• _Problem to work on_
Write the data out again, character for character, with no images.
** start Supplied entries **
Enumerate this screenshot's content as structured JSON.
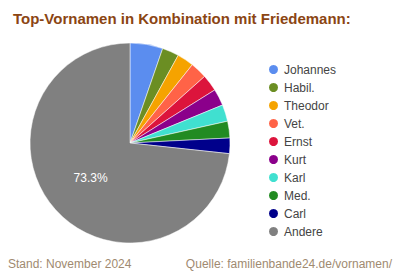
{
  "chart_data": {
    "type": "pie",
    "title": "Top-Vornamen in Kombination mit Friedemann:",
    "categories": [
      "Johannes",
      "Habil.",
      "Theodor",
      "Vet.",
      "Ernst",
      "Kurt",
      "Karl",
      "Med.",
      "Carl",
      "Andere"
    ],
    "values": [
      5.3,
      2.7,
      2.7,
      2.7,
      2.7,
      2.7,
      2.7,
      2.7,
      2.5,
      73.3
    ],
    "value_labels": [
      null,
      null,
      null,
      null,
      null,
      null,
      null,
      null,
      null,
      "73.3%"
    ],
    "colors": [
      "#5b8def",
      "#6b8e23",
      "#f5a300",
      "#ff6347",
      "#dc143c",
      "#8b008b",
      "#40e0d0",
      "#228b22",
      "#00008b",
      "#808080"
    ],
    "legend": "right",
    "annotations": [
      "Stand: November 2024",
      "Quelle: familienbande24.de/vornamen/"
    ]
  }
}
** end Supplied entries **
• _Output of the task_
Enumerate this screenshot's content as structured JSON.
{
  "chart_data": {
    "type": "pie",
    "title": "Top-Vornamen in Kombination mit Friedemann:",
    "categories": [
      "Johannes",
      "Habil.",
      "Theodor",
      "Vet.",
      "Ernst",
      "Kurt",
      "Karl",
      "Med.",
      "Carl",
      "Andere"
    ],
    "values": [
      5.3,
      2.7,
      2.7,
      2.7,
      2.7,
      2.7,
      2.7,
      2.7,
      2.5,
      73.3
    ],
    "value_labels": [
      null,
      null,
      null,
      null,
      null,
      null,
      null,
      null,
      null,
      "73.3%"
    ],
    "colors": [
      "#5b8def",
      "#6b8e23",
      "#f5a300",
      "#ff6347",
      "#dc143c",
      "#8b008b",
      "#40e0d0",
      "#228b22",
      "#00008b",
      "#808080"
    ],
    "legend": "right",
    "annotations": [
      "Stand: November 2024",
      "Quelle: familienbande24.de/vornamen/"
    ]
  }
}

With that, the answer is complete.